- **TASK DIRECTIONS**: Make an exact copy of the entries below.

** Start of RECORDS **

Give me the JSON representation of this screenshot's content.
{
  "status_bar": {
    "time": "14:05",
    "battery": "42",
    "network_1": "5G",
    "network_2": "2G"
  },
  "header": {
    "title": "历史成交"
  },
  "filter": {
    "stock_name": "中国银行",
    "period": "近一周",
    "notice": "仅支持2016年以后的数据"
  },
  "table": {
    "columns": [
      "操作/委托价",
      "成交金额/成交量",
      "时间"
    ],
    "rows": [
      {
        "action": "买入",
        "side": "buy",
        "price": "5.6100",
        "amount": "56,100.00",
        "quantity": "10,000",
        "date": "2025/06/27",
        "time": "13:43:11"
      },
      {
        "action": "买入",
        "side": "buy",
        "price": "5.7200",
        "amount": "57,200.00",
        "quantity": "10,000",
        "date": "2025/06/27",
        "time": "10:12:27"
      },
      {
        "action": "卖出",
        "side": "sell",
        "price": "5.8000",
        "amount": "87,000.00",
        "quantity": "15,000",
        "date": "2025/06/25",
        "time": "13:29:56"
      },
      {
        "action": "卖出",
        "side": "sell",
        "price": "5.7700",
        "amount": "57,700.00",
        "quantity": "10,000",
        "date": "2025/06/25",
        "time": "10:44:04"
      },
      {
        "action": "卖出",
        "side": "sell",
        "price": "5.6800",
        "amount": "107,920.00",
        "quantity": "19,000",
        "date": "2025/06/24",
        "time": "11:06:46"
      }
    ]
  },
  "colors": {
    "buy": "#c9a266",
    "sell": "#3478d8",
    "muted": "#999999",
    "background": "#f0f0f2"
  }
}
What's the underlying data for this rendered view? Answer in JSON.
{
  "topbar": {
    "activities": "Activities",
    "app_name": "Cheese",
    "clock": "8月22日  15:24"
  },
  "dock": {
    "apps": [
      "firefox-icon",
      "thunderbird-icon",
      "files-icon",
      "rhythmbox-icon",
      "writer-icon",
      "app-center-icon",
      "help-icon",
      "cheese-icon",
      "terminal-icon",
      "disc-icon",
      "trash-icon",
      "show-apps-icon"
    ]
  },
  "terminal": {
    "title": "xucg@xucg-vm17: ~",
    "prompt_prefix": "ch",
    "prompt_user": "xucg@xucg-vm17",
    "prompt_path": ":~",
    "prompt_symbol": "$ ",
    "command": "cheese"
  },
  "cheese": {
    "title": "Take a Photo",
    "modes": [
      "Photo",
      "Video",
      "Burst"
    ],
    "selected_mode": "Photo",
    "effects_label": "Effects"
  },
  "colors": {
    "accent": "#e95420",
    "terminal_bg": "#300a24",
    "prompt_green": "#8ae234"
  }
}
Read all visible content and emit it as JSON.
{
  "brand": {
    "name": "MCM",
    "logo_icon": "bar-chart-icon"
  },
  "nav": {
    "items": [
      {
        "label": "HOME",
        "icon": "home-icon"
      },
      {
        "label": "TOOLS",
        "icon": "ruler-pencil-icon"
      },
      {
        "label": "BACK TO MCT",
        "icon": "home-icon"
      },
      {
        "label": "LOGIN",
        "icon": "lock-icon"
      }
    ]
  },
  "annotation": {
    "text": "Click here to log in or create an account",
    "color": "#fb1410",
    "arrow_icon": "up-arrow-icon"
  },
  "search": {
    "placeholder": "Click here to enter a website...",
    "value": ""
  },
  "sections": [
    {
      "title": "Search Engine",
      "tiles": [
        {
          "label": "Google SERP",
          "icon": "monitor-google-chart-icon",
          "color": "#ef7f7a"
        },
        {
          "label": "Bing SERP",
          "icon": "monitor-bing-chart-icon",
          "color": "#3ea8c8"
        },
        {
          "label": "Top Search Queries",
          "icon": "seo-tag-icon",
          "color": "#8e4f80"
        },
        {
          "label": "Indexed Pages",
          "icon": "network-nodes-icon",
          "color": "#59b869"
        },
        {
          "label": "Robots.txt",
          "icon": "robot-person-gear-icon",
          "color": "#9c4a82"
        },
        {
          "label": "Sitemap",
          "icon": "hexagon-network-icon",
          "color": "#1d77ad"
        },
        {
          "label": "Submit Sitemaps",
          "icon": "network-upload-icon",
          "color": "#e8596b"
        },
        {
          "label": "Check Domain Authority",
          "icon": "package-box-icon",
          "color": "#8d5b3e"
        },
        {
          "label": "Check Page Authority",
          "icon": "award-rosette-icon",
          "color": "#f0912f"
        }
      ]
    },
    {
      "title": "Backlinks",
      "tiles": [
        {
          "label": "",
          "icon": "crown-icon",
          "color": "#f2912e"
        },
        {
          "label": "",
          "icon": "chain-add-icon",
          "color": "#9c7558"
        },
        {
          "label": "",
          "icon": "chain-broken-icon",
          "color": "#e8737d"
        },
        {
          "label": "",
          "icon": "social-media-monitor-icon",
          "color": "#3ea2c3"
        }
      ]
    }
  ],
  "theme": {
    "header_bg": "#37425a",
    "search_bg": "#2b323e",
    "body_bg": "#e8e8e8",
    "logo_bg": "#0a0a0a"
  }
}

** End of RECORDS **

- **WRITTEN RESPONSE**:
Give me the JSON representation of this screenshot's content.
{
  "status_bar": {
    "time": "14:05",
    "battery": "42",
    "network_1": "5G",
    "network_2": "2G"
  },
  "header": {
    "title": "历史成交"
  },
  "filter": {
    "stock_name": "中国银行",
    "period": "近一周",
    "notice": "仅支持2016年以后的数据"
  },
  "table": {
    "columns": [
      "操作/委托价",
      "成交金额/成交量",
      "时间"
    ],
    "rows": [
      {
        "action": "买入",
        "side": "buy",
        "price": "5.6100",
        "amount": "56,100.00",
        "quantity": "10,000",
        "date": "2025/06/27",
        "time": "13:43:11"
      },
      {
        "action": "买入",
        "side": "buy",
        "price": "5.7200",
        "amount": "57,200.00",
        "quantity": "10,000",
        "date": "2025/06/27",
        "time": "10:12:27"
      },
      {
        "action": "卖出",
        "side": "sell",
        "price": "5.8000",
        "amount": "87,000.00",
        "quantity": "15,000",
        "date": "2025/06/25",
        "time": "13:29:56"
      },
      {
        "action": "卖出",
        "side": "sell",
        "price": "5.7700",
        "amount": "57,700.00",
        "quantity": "10,000",
        "date": "2025/06/25",
        "time": "10:44:04"
      },
      {
        "action": "卖出",
        "side": "sell",
        "price": "5.6800",
        "amount": "107,920.00",
        "quantity": "19,000",
        "date": "2025/06/24",
        "time": "11:06:46"
      }
    ]
  },
  "colors": {
    "buy": "#c9a266",
    "sell": "#3478d8",
    "muted": "#999999",
    "background": "#f0f0f2"
  }
}
What's the underlying data for this rendered view? Answer in JSON.
{
  "topbar": {
    "activities": "Activities",
    "app_name": "Cheese",
    "clock": "8月22日  15:24"
  },
  "dock": {
    "apps": [
      "firefox-icon",
      "thunderbird-icon",
      "files-icon",
      "rhythmbox-icon",
      "writer-icon",
      "app-center-icon",
      "help-icon",
      "cheese-icon",
      "terminal-icon",
      "disc-icon",
      "trash-icon",
      "show-apps-icon"
    ]
  },
  "terminal": {
    "title": "xucg@xucg-vm17: ~",
    "prompt_prefix": "ch",
    "prompt_user": "xucg@xucg-vm17",
    "prompt_path": ":~",
    "prompt_symbol": "$ ",
    "command": "cheese"
  },
  "cheese": {
    "title": "Take a Photo",
    "modes": [
      "Photo",
      "Video",
      "Burst"
    ],
    "selected_mode": "Photo",
    "effects_label": "Effects"
  },
  "colors": {
    "accent": "#e95420",
    "terminal_bg": "#300a24",
    "prompt_green": "#8ae234"
  }
}
Read all visible content and emit it as JSON.
{
  "brand": {
    "name": "MCM",
    "logo_icon": "bar-chart-icon"
  },
  "nav": {
    "items": [
      {
        "label": "HOME",
        "icon": "home-icon"
      },
      {
        "label": "TOOLS",
        "icon": "ruler-pencil-icon"
      },
      {
        "label": "BACK TO MCT",
        "icon": "home-icon"
      },
      {
        "label": "LOGIN",
        "icon": "lock-icon"
      }
    ]
  },
  "annotation": {
    "text": "Click here to log in or create an account",
    "color": "#fb1410",
    "arrow_icon": "up-arrow-icon"
  },
  "search": {
    "placeholder": "Click here to enter a website...",
    "value": ""
  },
  "sections": [
    {
      "title": "Search Engine",
      "tiles": [
        {
          "label": "Google SERP",
          "icon": "monitor-google-chart-icon",
          "color": "#ef7f7a"
        },
        {
          "label": "Bing SERP",
          "icon": "monitor-bing-chart-icon",
          "color": "#3ea8c8"
        },
        {
          "label": "Top Search Queries",
          "icon": "seo-tag-icon",
          "color": "#8e4f80"
        },
        {
          "label": "Indexed Pages",
          "icon": "network-nodes-icon",
          "color": "#59b869"
        },
        {
          "label": "Robots.txt",
          "icon": "robot-person-gear-icon",
          "color": "#9c4a82"
        },
        {
          "label": "Sitemap",
          "icon": "hexagon-network-icon",
          "color": "#1d77ad"
        },
        {
          "label": "Submit Sitemaps",
          "icon": "network-upload-icon",
          "color": "#e8596b"
        },
        {
          "label": "Check Domain Authority",
          "icon": "package-box-icon",
          "color": "#8d5b3e"
        },
        {
          "label": "Check Page Authority",
          "icon": "award-rosette-icon",
          "color": "#f0912f"
        }
      ]
    },
    {
      "title": "Backlinks",
      "tiles": [
        {
          "label": "",
          "icon": "crown-icon",
          "color": "#f2912e"
        },
        {
          "label": "",
          "icon": "chain-add-icon",
          "color": "#9c7558"
        },
        {
          "label": "",
          "icon": "chain-broken-icon",
          "color": "#e8737d"
        },
        {
          "label": "",
          "icon": "social-media-monitor-icon",
          "color": "#3ea2c3"
        }
      ]
    }
  ],
  "theme": {
    "header_bg": "#37425a",
    "search_bg": "#2b323e",
    "body_bg": "#e8e8e8",
    "logo_bg": "#0a0a0a"
  }
}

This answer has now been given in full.